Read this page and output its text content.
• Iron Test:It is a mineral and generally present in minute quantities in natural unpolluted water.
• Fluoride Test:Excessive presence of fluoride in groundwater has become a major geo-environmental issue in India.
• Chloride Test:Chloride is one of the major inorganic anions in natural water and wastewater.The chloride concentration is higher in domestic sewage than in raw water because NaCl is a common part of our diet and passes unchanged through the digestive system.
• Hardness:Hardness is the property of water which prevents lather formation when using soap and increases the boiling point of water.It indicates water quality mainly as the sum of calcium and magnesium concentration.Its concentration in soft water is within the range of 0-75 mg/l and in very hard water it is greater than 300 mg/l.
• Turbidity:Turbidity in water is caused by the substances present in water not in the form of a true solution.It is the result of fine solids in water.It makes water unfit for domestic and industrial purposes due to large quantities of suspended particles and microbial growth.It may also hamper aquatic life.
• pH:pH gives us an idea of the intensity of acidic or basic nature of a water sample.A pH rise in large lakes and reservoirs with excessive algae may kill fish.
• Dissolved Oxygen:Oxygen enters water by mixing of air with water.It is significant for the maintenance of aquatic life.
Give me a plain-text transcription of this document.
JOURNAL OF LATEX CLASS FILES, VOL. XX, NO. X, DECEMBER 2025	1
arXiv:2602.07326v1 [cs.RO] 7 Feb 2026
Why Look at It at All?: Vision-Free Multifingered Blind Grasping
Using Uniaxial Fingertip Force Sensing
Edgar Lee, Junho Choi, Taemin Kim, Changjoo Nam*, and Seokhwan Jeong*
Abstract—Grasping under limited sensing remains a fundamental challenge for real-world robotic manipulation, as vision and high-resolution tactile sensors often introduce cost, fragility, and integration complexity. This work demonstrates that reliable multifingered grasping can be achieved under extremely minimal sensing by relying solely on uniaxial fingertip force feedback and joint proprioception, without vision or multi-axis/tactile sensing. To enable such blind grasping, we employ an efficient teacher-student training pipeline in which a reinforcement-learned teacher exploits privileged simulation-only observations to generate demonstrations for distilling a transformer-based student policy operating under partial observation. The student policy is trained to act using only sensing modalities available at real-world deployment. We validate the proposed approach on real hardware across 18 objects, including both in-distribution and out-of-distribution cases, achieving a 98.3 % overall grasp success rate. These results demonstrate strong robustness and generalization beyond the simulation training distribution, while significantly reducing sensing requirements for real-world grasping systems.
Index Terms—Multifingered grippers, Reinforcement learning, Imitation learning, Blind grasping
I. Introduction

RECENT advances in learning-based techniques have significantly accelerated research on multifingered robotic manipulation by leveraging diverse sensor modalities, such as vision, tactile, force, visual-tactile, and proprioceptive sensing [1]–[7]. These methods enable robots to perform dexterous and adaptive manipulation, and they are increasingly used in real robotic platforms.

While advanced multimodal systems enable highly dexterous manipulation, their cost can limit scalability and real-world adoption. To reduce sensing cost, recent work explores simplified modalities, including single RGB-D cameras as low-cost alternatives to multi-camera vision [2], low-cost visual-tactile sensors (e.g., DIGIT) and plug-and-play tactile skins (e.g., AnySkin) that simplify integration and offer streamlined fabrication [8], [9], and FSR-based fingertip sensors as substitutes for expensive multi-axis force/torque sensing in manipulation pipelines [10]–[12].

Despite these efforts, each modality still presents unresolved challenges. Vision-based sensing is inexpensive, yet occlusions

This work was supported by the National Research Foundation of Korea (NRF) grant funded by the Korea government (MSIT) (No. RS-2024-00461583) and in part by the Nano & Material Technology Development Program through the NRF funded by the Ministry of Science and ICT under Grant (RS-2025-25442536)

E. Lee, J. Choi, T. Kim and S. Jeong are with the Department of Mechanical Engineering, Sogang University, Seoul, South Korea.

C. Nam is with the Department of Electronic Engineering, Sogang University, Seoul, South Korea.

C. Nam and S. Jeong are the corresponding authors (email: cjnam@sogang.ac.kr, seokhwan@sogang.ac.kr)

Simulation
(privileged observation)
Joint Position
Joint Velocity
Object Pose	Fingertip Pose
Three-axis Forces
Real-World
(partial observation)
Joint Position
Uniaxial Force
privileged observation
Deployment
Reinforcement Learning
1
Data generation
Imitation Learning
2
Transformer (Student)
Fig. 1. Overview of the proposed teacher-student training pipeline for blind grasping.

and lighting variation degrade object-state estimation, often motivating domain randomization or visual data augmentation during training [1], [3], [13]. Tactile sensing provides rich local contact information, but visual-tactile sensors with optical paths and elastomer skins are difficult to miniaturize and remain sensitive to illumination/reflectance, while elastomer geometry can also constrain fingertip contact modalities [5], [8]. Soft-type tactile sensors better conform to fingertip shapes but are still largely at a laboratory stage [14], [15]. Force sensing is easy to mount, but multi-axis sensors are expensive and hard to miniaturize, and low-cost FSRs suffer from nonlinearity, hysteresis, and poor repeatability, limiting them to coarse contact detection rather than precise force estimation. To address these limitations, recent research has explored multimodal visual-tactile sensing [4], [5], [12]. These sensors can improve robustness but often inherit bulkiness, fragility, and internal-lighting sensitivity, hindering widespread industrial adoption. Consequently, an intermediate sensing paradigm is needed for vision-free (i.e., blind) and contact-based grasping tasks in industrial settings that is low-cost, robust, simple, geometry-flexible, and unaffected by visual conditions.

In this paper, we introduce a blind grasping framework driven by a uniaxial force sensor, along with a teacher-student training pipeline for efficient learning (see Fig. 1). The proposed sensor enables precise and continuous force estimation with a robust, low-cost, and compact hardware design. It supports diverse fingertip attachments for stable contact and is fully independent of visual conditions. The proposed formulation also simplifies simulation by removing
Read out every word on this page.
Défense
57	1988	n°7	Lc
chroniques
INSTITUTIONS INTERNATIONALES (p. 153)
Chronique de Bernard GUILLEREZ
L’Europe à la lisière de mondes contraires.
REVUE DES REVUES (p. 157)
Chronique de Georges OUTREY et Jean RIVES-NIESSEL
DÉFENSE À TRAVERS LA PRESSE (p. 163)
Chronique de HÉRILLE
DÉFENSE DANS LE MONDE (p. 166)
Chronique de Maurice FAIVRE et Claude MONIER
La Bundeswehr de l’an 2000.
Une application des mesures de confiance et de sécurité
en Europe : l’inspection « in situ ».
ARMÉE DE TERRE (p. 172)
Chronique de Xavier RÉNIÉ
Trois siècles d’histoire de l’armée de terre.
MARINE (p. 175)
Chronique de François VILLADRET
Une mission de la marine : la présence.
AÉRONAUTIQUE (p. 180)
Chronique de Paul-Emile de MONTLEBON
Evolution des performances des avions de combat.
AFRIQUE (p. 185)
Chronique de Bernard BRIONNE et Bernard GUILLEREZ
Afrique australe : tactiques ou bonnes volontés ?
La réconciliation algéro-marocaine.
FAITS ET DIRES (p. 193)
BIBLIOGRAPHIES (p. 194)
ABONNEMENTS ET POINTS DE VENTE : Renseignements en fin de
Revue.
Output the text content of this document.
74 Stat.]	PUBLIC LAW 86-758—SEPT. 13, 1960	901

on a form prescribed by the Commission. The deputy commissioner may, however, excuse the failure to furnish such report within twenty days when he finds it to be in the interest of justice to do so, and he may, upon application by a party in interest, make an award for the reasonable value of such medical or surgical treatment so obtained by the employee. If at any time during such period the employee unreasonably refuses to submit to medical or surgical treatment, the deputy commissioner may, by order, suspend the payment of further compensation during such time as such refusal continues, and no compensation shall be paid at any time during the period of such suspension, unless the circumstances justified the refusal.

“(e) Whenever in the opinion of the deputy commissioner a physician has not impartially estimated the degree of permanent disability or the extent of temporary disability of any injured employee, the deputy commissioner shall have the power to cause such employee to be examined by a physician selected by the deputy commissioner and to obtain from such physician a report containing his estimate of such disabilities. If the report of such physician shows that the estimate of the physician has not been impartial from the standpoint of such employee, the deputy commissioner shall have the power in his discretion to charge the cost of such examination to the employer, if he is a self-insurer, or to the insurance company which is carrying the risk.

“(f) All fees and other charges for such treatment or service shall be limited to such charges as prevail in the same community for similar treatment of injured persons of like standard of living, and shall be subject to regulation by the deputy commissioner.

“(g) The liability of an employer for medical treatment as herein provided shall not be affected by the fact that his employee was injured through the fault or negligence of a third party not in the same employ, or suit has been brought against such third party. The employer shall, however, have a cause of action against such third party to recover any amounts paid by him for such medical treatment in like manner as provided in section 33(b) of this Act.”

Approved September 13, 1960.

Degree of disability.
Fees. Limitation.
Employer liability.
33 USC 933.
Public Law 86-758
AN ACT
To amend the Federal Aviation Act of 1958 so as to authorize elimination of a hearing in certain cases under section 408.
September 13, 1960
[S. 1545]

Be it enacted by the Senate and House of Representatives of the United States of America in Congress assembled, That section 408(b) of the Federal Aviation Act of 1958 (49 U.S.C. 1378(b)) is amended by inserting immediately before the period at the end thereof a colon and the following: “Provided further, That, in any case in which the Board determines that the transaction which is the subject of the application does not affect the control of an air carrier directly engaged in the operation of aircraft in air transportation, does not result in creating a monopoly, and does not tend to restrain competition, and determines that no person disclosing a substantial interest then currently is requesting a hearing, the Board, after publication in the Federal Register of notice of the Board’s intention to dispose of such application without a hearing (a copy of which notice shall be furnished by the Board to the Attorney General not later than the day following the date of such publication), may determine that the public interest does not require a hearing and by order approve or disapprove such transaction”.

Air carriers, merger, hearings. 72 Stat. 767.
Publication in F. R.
********************
**Do this:** Looking at the data above, show all lines where the word "South" occurs.

**Output for this exercise:**
E. Lee, J. Choi, T. Kim and S. Jeong are with the Department of Mechanical Engineering, Sogang University, Seoul, South Korea.
C. Nam is with the Department of Electronic Engineering, Sogang University, Seoul, South Korea.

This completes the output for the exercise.